— start of Record excerpts —

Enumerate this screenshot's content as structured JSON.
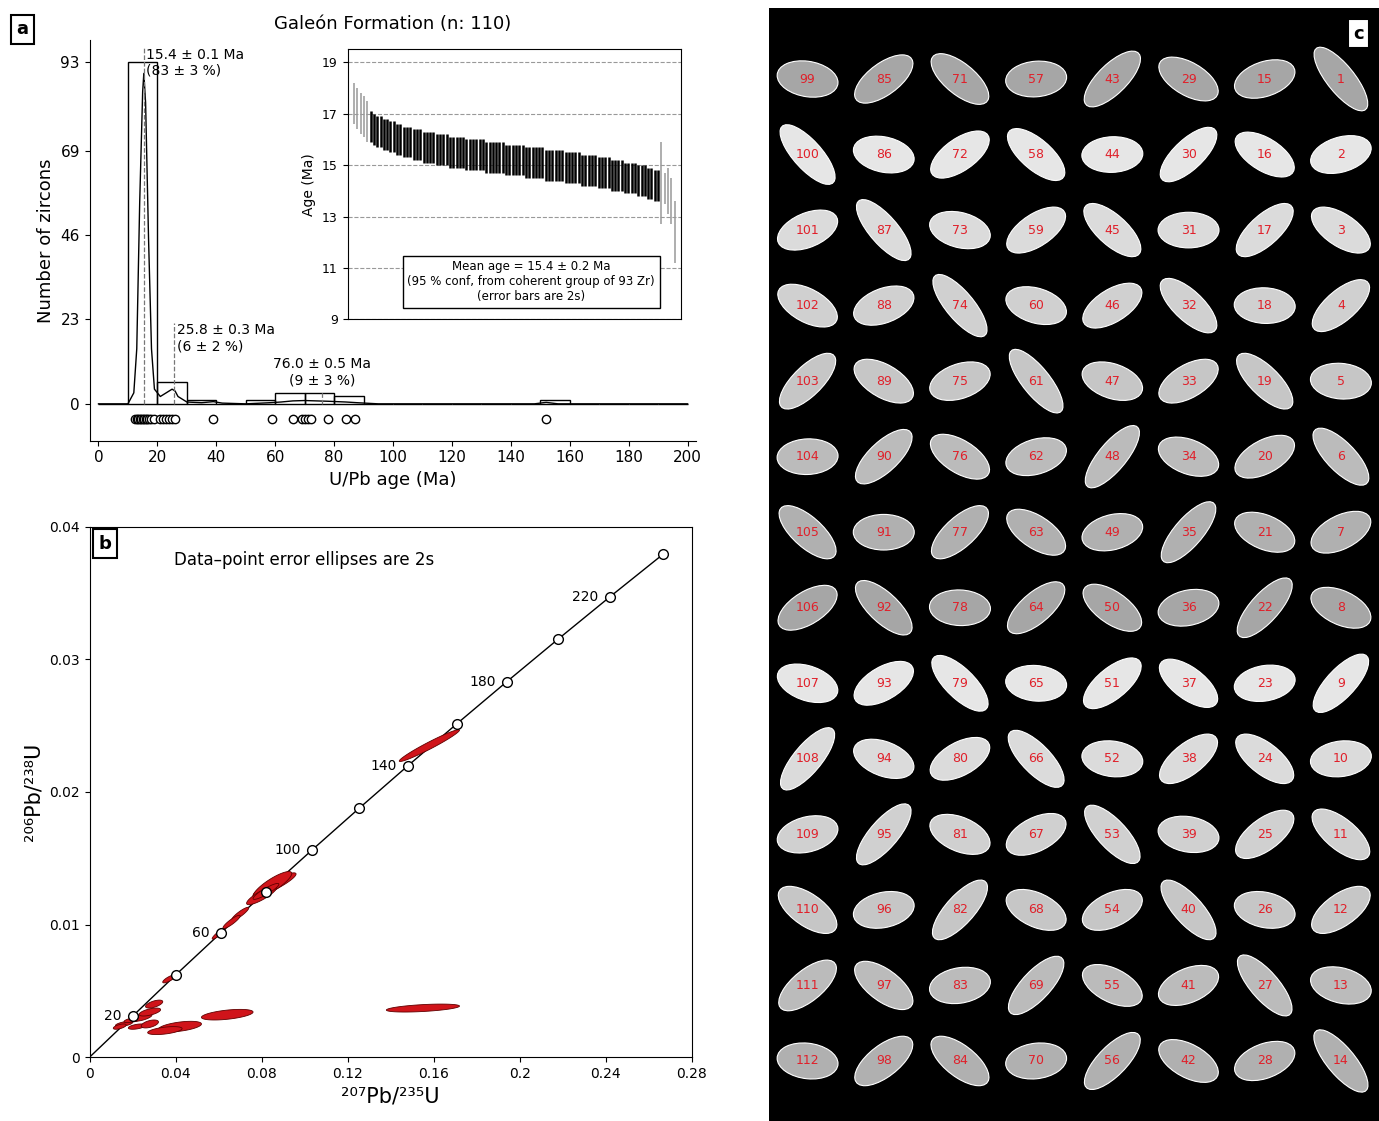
{
  "chart_data": [
    {
      "panel": "a",
      "type": "histogram",
      "title": "Galeón Formation (n: 110)",
      "xlabel": "U/Pb age (Ma)",
      "ylabel": "Number of zircons",
      "bins": [
        0,
        10,
        20,
        30,
        40,
        50,
        60,
        70,
        80,
        90,
        100,
        110,
        120,
        130,
        140,
        150,
        160,
        170,
        180,
        190,
        200
      ],
      "counts": [
        0,
        93,
        6,
        1,
        0,
        1,
        3,
        3,
        2,
        0,
        0,
        0,
        0,
        0,
        0,
        1,
        0,
        0,
        0,
        0
      ],
      "color": "#000000",
      "density_curve": {
        "x": [
          0,
          10,
          12,
          13,
          14,
          15,
          15.4,
          16,
          17,
          18,
          19,
          21,
          23,
          25,
          26,
          27,
          30,
          35,
          39,
          42,
          50,
          58,
          62,
          66,
          70,
          74,
          78,
          84,
          88,
          95,
          110,
          148,
          152,
          156,
          170,
          200
        ],
        "values": [
          0,
          0,
          3,
          15,
          55,
          85,
          90,
          82,
          45,
          15,
          4,
          2,
          3,
          4,
          3.5,
          2,
          0.5,
          0.3,
          0.6,
          0.2,
          0,
          0.3,
          0.5,
          0.8,
          0.9,
          0.8,
          0.7,
          0.5,
          0.3,
          0,
          0,
          0,
          0.4,
          0,
          0,
          0
        ]
      },
      "ages": [
        12.5,
        13,
        13.5,
        14,
        14.5,
        15,
        15.5,
        16,
        16.5,
        17,
        18,
        19,
        21,
        22,
        23,
        24,
        25,
        26,
        39,
        59,
        66,
        69,
        70,
        71,
        72,
        78,
        84,
        87,
        152
      ],
      "annotations": [
        {
          "x": 15.4,
          "text": "15.4 ± 0.1 Ma\n(83 ± 3 %)"
        },
        {
          "x": 25.8,
          "text": "25.8 ± 0.3 Ma\n(6 ± 2 %)"
        },
        {
          "x": 76.0,
          "text": "76.0 ± 0.5 Ma\n(9 ± 3 %)"
        }
      ],
      "xlim": [
        -3,
        203
      ],
      "ylim": [
        -10,
        99
      ],
      "xticks": [
        0,
        20,
        40,
        60,
        80,
        100,
        120,
        140,
        160,
        180,
        200
      ],
      "yticks": [
        0,
        23,
        46,
        69,
        93
      ]
    },
    {
      "type": "errorbar",
      "ylabel": "Age (Ma)",
      "series": [
        {
          "color": "#999999",
          "x": [
            0,
            1,
            2,
            3,
            4
          ],
          "values": [
            17.4,
            17.2,
            17.0,
            16.9,
            16.7
          ],
          "error": 0.8
        },
        {
          "color": "#000000",
          "x": [
            5,
            6,
            7,
            8,
            9,
            10,
            11,
            12,
            13,
            14,
            15,
            16,
            17,
            18,
            19,
            20,
            21,
            22,
            23,
            24,
            25,
            26,
            27,
            28,
            29,
            30,
            31,
            32,
            33,
            34,
            35,
            36,
            37,
            38,
            39,
            40,
            41,
            42,
            43,
            44,
            45,
            46,
            47,
            48,
            49,
            50,
            51,
            52,
            53,
            54,
            55,
            56,
            57,
            58,
            59,
            60,
            61,
            62,
            63,
            64,
            65,
            66,
            67,
            68,
            69,
            70,
            71,
            72,
            73,
            74,
            75,
            76,
            77,
            78,
            79,
            80,
            81,
            82,
            83,
            84,
            85,
            86,
            87,
            88,
            89,
            90,
            91,
            92
          ],
          "values": [
            16.5,
            16.4,
            16.3,
            16.3,
            16.2,
            16.2,
            16.1,
            16.1,
            16.0,
            16.0,
            15.9,
            15.9,
            15.9,
            15.8,
            15.8,
            15.8,
            15.7,
            15.7,
            15.7,
            15.7,
            15.6,
            15.6,
            15.6,
            15.6,
            15.5,
            15.5,
            15.5,
            15.5,
            15.5,
            15.4,
            15.4,
            15.4,
            15.4,
            15.4,
            15.4,
            15.3,
            15.3,
            15.3,
            15.3,
            15.3,
            15.3,
            15.2,
            15.2,
            15.2,
            15.2,
            15.2,
            15.2,
            15.1,
            15.1,
            15.1,
            15.1,
            15.1,
            15.1,
            15.0,
            15.0,
            15.0,
            15.0,
            15.0,
            15.0,
            14.9,
            14.9,
            14.9,
            14.9,
            14.9,
            14.8,
            14.8,
            14.8,
            14.8,
            14.8,
            14.7,
            14.7,
            14.7,
            14.7,
            14.6,
            14.6,
            14.6,
            14.6,
            14.5,
            14.5,
            14.5,
            14.5,
            14.4,
            14.4,
            14.4,
            14.3,
            14.3,
            14.2,
            14.2
          ],
          "error": 0.6
        },
        {
          "color": "#999999",
          "x": [
            93,
            94,
            95,
            96,
            97
          ],
          "values": [
            14.3,
            14.1,
            14.0,
            13.6,
            12.4
          ],
          "error": [
            1.6,
            0.6,
            0.9,
            0.9,
            1.2
          ]
        }
      ],
      "annotation": "Mean age = 15.4 ± 0.2 Ma\n(95 % conf, from coherent group of 93 Zr)\n(error bars are 2s)",
      "xlim": [
        -2,
        99
      ],
      "ylim": [
        9,
        19.5
      ],
      "yticks": [
        9,
        11,
        13,
        15,
        17,
        19
      ],
      "grid": true,
      "tick_labels": "y"
    },
    {
      "panel": "b",
      "type": "concordia",
      "xlabel": "²⁰⁷Pb/²³⁵U",
      "ylabel": "²⁰⁶Pb/²³⁸U",
      "annotation": "Data–point error ellipses are 2s",
      "color": "#d0141a",
      "concordia": {
        "x": [
          0,
          0.0201,
          0.04018,
          0.06087,
          0.08197,
          0.1035,
          0.12545,
          0.14784,
          0.17068,
          0.19397,
          0.21772,
          0.24192,
          0.26665
        ],
        "y": [
          0,
          0.003107,
          0.006224,
          0.009351,
          0.012487,
          0.015633,
          0.018789,
          0.021955,
          0.025131,
          0.028316,
          0.031511,
          0.034717,
          0.037932
        ],
        "ages": [
          null,
          20,
          40,
          60,
          80,
          100,
          120,
          140,
          160,
          180,
          200,
          220,
          240
        ],
        "labeled": [
          20,
          60,
          100,
          140,
          180,
          220
        ]
      },
      "ellipses": [
        {
          "x": 0.158,
          "y": 0.0235,
          "sx": 0.014,
          "sy": 0.0012,
          "rho": 0.97
        },
        {
          "x": 0.086,
          "y": 0.013,
          "sx": 0.01,
          "sy": 0.0009,
          "rho": 0.9
        },
        {
          "x": 0.085,
          "y": 0.013,
          "sx": 0.009,
          "sy": 0.001,
          "rho": 0.85
        },
        {
          "x": 0.08,
          "y": 0.0122,
          "sx": 0.007,
          "sy": 0.0007,
          "rho": 0.85
        },
        {
          "x": 0.082,
          "y": 0.0125,
          "sx": 0.006,
          "sy": 0.0006,
          "rho": 0.9
        },
        {
          "x": 0.07,
          "y": 0.0108,
          "sx": 0.004,
          "sy": 0.0005,
          "rho": 0.9
        },
        {
          "x": 0.066,
          "y": 0.0102,
          "sx": 0.004,
          "sy": 0.0005,
          "rho": 0.9
        },
        {
          "x": 0.06,
          "y": 0.0093,
          "sx": 0.003,
          "sy": 0.0004,
          "rho": 0.9
        },
        {
          "x": 0.037,
          "y": 0.0059,
          "sx": 0.003,
          "sy": 0.0003,
          "rho": 0.8
        },
        {
          "x": 0.016,
          "y": 0.0025,
          "sx": 0.004,
          "sy": 0.0002,
          "rho": 0.6
        },
        {
          "x": 0.02,
          "y": 0.0028,
          "sx": 0.004,
          "sy": 0.0002,
          "rho": 0.6
        },
        {
          "x": 0.024,
          "y": 0.003,
          "sx": 0.005,
          "sy": 0.0003,
          "rho": 0.6
        },
        {
          "x": 0.028,
          "y": 0.0034,
          "sx": 0.005,
          "sy": 0.0003,
          "rho": 0.6
        },
        {
          "x": 0.03,
          "y": 0.004,
          "sx": 0.004,
          "sy": 0.0003,
          "rho": 0.6
        },
        {
          "x": 0.014,
          "y": 0.0023,
          "sx": 0.003,
          "sy": 0.0002,
          "rho": 0.6
        },
        {
          "x": 0.022,
          "y": 0.0023,
          "sx": 0.004,
          "sy": 0.0002,
          "rho": 0.5
        },
        {
          "x": 0.042,
          "y": 0.0023,
          "sx": 0.01,
          "sy": 0.0004,
          "rho": 0.5
        },
        {
          "x": 0.035,
          "y": 0.002,
          "sx": 0.008,
          "sy": 0.0003,
          "rho": 0.5
        },
        {
          "x": 0.064,
          "y": 0.0032,
          "sx": 0.012,
          "sy": 0.0004,
          "rho": 0.5
        },
        {
          "x": 0.155,
          "y": 0.0037,
          "sx": 0.017,
          "sy": 0.0003,
          "rho": 0.5
        },
        {
          "x": 0.028,
          "y": 0.0025,
          "sx": 0.004,
          "sy": 0.0003,
          "rho": 0.5
        }
      ],
      "xlim": [
        0,
        0.28
      ],
      "ylim": [
        0,
        0.04
      ],
      "xticks": [
        0,
        0.04,
        0.08,
        0.12,
        0.16,
        0.2,
        0.24,
        0.28
      ],
      "yticks": [
        0,
        0.01,
        0.02,
        0.03,
        0.04
      ]
    }
  ],
  "image": {
    "panel": "c",
    "label_color": "#e0202a",
    "labels": [
      1,
      2,
      3,
      4,
      5,
      6,
      7,
      8,
      9,
      10,
      11,
      12,
      13,
      14,
      15,
      16,
      17,
      18,
      19,
      20,
      21,
      22,
      23,
      24,
      25,
      26,
      27,
      28,
      29,
      30,
      31,
      32,
      33,
      34,
      35,
      36,
      37,
      38,
      39,
      40,
      41,
      42,
      43,
      44,
      45,
      46,
      47,
      48,
      49,
      50,
      51,
      52,
      53,
      54,
      55,
      56,
      57,
      58,
      59,
      60,
      61,
      62,
      63,
      64,
      65,
      66,
      67,
      68,
      69,
      70,
      71,
      72,
      73,
      74,
      75,
      76,
      77,
      78,
      79,
      80,
      81,
      82,
      83,
      84,
      85,
      86,
      87,
      88,
      89,
      90,
      91,
      92,
      93,
      94,
      95,
      96,
      97,
      98,
      99,
      100,
      101,
      102,
      103,
      104,
      105,
      106,
      107,
      108,
      109,
      110,
      111,
      112
    ]
  }
}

— end of Record excerpts —

Where a line in the entries holds the word "type", copy that line.

      "type": "histogram",
      "type": "errorbar",
      "type": "concordia",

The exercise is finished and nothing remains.